begin INFORMATION GIVEN

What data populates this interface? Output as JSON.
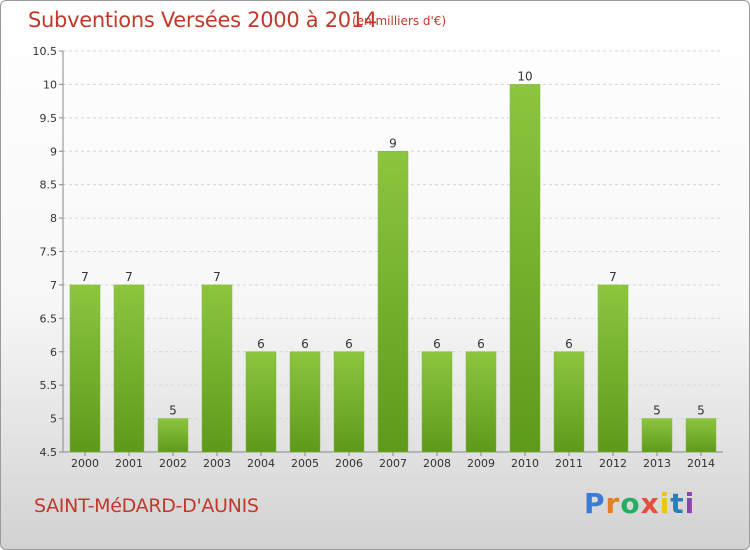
{
  "header": {
    "title": "Subventions Versées 2000 à 2014",
    "subtitle": "(en milliers d'€)"
  },
  "footer": {
    "commune": "SAINT-MéDARD-D'AUNIS",
    "logo": [
      "P",
      "r",
      "o",
      "x",
      "i",
      "t",
      "i"
    ],
    "logo_colors": [
      "#3a7bd5",
      "#e67e22",
      "#27ae60",
      "#e74c3c",
      "#f1c40f",
      "#2980b9",
      "#8e44ad"
    ]
  },
  "chart_data": {
    "type": "bar",
    "categories": [
      "2000",
      "2001",
      "2002",
      "2003",
      "2004",
      "2005",
      "2006",
      "2007",
      "2008",
      "2009",
      "2010",
      "2011",
      "2012",
      "2013",
      "2014"
    ],
    "values": [
      7,
      7,
      5,
      7,
      6,
      6,
      6,
      9,
      6,
      6,
      10,
      6,
      7,
      5,
      5
    ],
    "data_labels": [
      "7",
      "7",
      "5",
      "7",
      "6",
      "6",
      "6",
      "9",
      "6",
      "6",
      "10",
      "6",
      "7",
      "5",
      "5"
    ],
    "yticks": [
      "4.5",
      "5",
      "5.5",
      "6",
      "6.5",
      "7",
      "7.5",
      "8",
      "8.5",
      "9",
      "9.5",
      "10",
      "10.5"
    ],
    "ylim": [
      4.5,
      10.5
    ],
    "grid": true,
    "bar_color": "#8cc63f",
    "bar_color_dark": "#5e9a1a"
  }
}
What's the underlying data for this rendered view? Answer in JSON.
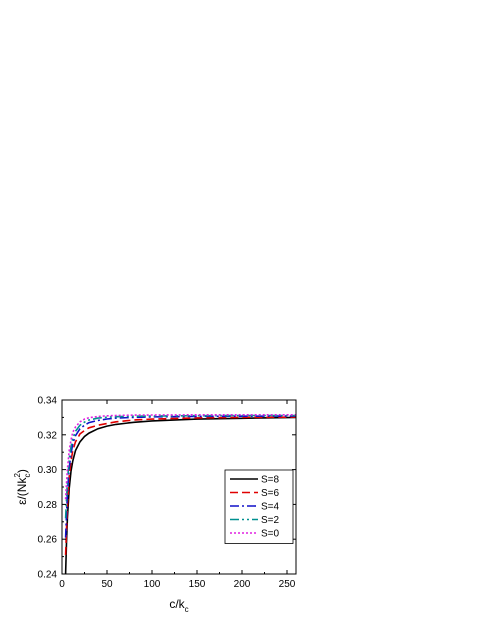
{
  "chart_data": {
    "type": "line",
    "title": "",
    "xlabel": "c/k",
    "xlabel_sub": "c",
    "ylabel_prefix": "ε/(Nk",
    "ylabel_sup": "2",
    "ylabel_sub": "c",
    "ylabel_suffix": ")",
    "xlim": [
      0,
      260
    ],
    "ylim": [
      0.24,
      0.34
    ],
    "xticks": [
      0,
      50,
      100,
      150,
      200,
      250
    ],
    "yticks": [
      0.24,
      0.26,
      0.28,
      0.3,
      0.32,
      0.34
    ],
    "ytick_labels": [
      "0.24",
      "0.26",
      "0.28",
      "0.30",
      "0.32",
      "0.34"
    ],
    "grid": false,
    "legend_position": "center-right",
    "series": [
      {
        "name": "S=8",
        "color": "#000000",
        "dash": "solid",
        "x": [
          4,
          5,
          6,
          8,
          10,
          12,
          15,
          20,
          25,
          30,
          40,
          50,
          60,
          80,
          100,
          150,
          200,
          260
        ],
        "y": [
          0.24,
          0.258,
          0.272,
          0.289,
          0.299,
          0.305,
          0.311,
          0.316,
          0.319,
          0.321,
          0.3235,
          0.325,
          0.326,
          0.3272,
          0.328,
          0.329,
          0.3295,
          0.33
        ]
      },
      {
        "name": "S=6",
        "color": "#e00000",
        "dash": "8,4",
        "x": [
          4,
          5,
          6,
          8,
          10,
          12,
          15,
          20,
          25,
          30,
          40,
          50,
          60,
          80,
          100,
          150,
          200,
          260
        ],
        "y": [
          0.251,
          0.266,
          0.279,
          0.296,
          0.305,
          0.311,
          0.316,
          0.3205,
          0.3225,
          0.324,
          0.3255,
          0.3265,
          0.3275,
          0.3285,
          0.329,
          0.3297,
          0.33,
          0.3302
        ]
      },
      {
        "name": "S=4",
        "color": "#1010c8",
        "dash": "9,3,2,3",
        "x": [
          4,
          5,
          6,
          8,
          10,
          12,
          15,
          20,
          25,
          30,
          40,
          50,
          60,
          80,
          100,
          150,
          200,
          260
        ],
        "y": [
          0.261,
          0.274,
          0.286,
          0.301,
          0.309,
          0.315,
          0.3195,
          0.3235,
          0.3255,
          0.327,
          0.3283,
          0.3291,
          0.3296,
          0.33,
          0.3303,
          0.3306,
          0.3307,
          0.3308
        ]
      },
      {
        "name": "S=2",
        "color": "#009090",
        "dash": "9,3,2,3,2,3",
        "x": [
          4,
          5,
          6,
          8,
          10,
          12,
          15,
          20,
          25,
          30,
          40,
          50,
          60,
          80,
          100,
          150,
          200,
          260
        ],
        "y": [
          0.272,
          0.283,
          0.293,
          0.306,
          0.313,
          0.318,
          0.322,
          0.3255,
          0.3273,
          0.3285,
          0.3296,
          0.3301,
          0.3304,
          0.3307,
          0.3308,
          0.331,
          0.3311,
          0.3311
        ]
      },
      {
        "name": "S=0",
        "color": "#e020e0",
        "dash": "2,2",
        "x": [
          4,
          5,
          6,
          8,
          10,
          12,
          15,
          20,
          25,
          30,
          40,
          50,
          60,
          80,
          100,
          150,
          200,
          260
        ],
        "y": [
          0.283,
          0.292,
          0.3,
          0.311,
          0.317,
          0.3215,
          0.3245,
          0.3275,
          0.329,
          0.3298,
          0.3305,
          0.3309,
          0.3311,
          0.3313,
          0.3314,
          0.3315,
          0.3315,
          0.3315
        ]
      }
    ]
  }
}
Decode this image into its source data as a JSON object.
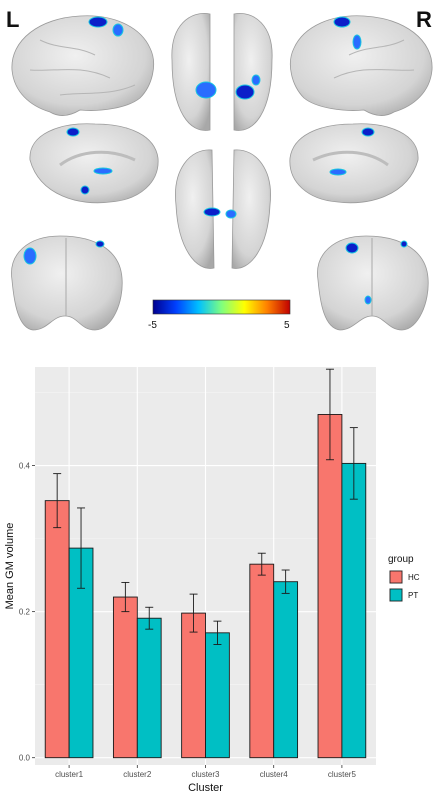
{
  "figure": {
    "left_label": "L",
    "right_label": "R",
    "colorbar": {
      "min_label": "-5",
      "max_label": "5",
      "stops": [
        "#00008f",
        "#0040ff",
        "#00c0ff",
        "#7fff7f",
        "#ffff00",
        "#ff8000",
        "#c00000"
      ]
    },
    "brain_color": "#d9d9d9",
    "blob_colors": [
      "#0b1fc9",
      "#2a6cff",
      "#19c6e0"
    ]
  },
  "chart_data": {
    "type": "bar",
    "categories": [
      "cluster1",
      "cluster2",
      "cluster3",
      "cluster4",
      "cluster5"
    ],
    "series": [
      {
        "name": "HC",
        "color": "#f8766d",
        "values": [
          0.352,
          0.22,
          0.198,
          0.265,
          0.47
        ],
        "err": [
          0.037,
          0.02,
          0.026,
          0.015,
          0.062
        ]
      },
      {
        "name": "PT",
        "color": "#00bfc4",
        "values": [
          0.287,
          0.191,
          0.171,
          0.241,
          0.403
        ],
        "err": [
          0.055,
          0.015,
          0.016,
          0.016,
          0.049
        ]
      }
    ],
    "xlabel": "Cluster",
    "ylabel": "Mean GM volume",
    "yticks": [
      "0.0",
      "0.2",
      "0.4"
    ],
    "ylim": [
      -0.01,
      0.535
    ],
    "legend_title": "group",
    "legend_position": "right",
    "grid": true,
    "panel_background": "#ebebeb"
  }
}
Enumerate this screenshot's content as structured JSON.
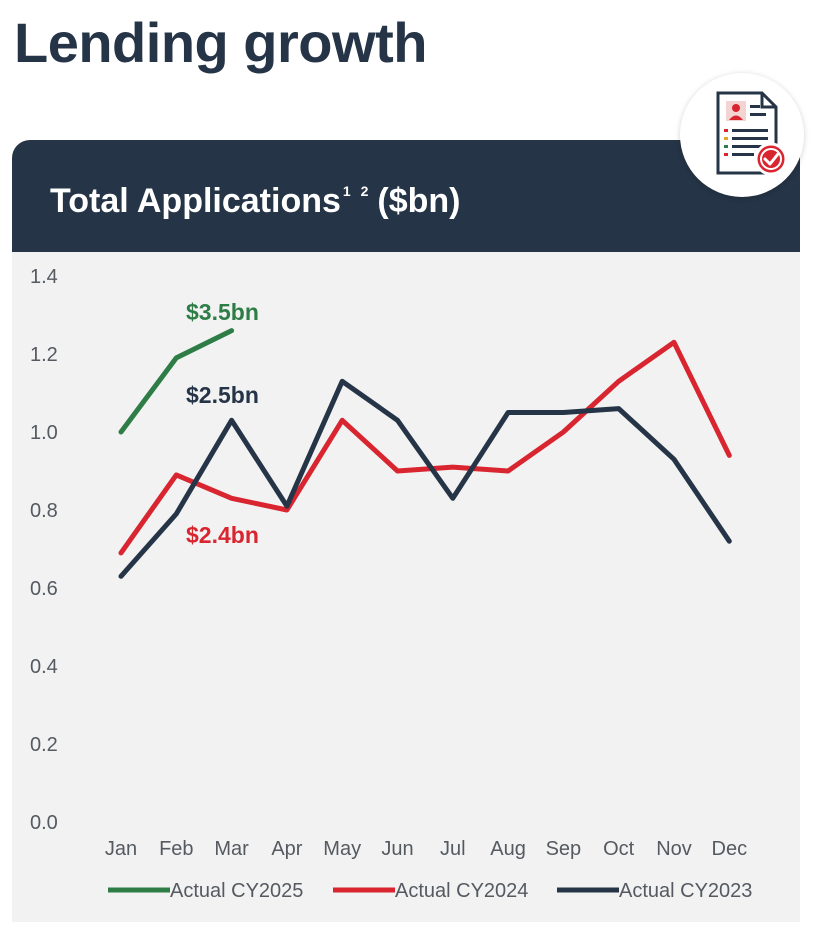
{
  "page": {
    "title": "Lending growth",
    "icon": "document-check-icon"
  },
  "chart_data": {
    "type": "line",
    "title": "Total Applications",
    "title_superscript": "1 2",
    "title_unit": "($bn)",
    "categories": [
      "Jan",
      "Feb",
      "Mar",
      "Apr",
      "May",
      "Jun",
      "Jul",
      "Aug",
      "Sep",
      "Oct",
      "Nov",
      "Dec"
    ],
    "yticks": [
      "0.0",
      "0.2",
      "0.4",
      "0.6",
      "0.8",
      "1.0",
      "1.2",
      "1.4"
    ],
    "ylim": [
      0,
      1.4
    ],
    "grid": false,
    "legend_position": "bottom",
    "series": [
      {
        "name": "Actual CY2025",
        "color": "#2e7d46",
        "values": [
          1.0,
          1.19,
          1.26,
          null,
          null,
          null,
          null,
          null,
          null,
          null,
          null,
          null
        ],
        "label": "$3.5bn"
      },
      {
        "name": "Actual CY2024",
        "color": "#d8252f",
        "values": [
          0.69,
          0.89,
          0.83,
          0.8,
          1.03,
          0.9,
          0.91,
          0.9,
          1.0,
          1.13,
          1.23,
          0.94
        ],
        "label": "$2.4bn"
      },
      {
        "name": "Actual CY2023",
        "color": "#253446",
        "values": [
          0.63,
          0.79,
          1.03,
          0.81,
          1.13,
          1.03,
          0.83,
          1.05,
          1.05,
          1.06,
          0.93,
          0.72
        ],
        "label": "$2.5bn"
      }
    ]
  }
}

end INFORMATION GIVEN

→ WHAT IS REQUIRED: Gather all lines where the word "dash" appears.

→ RESPONSE FOR THIS EXERCISE:
        "dash": "solid",
        "dash": "8,4",
        "dash": "9,3,2,3",
        "dash": "9,3,2,3,2,3",
        "dash": "2,2",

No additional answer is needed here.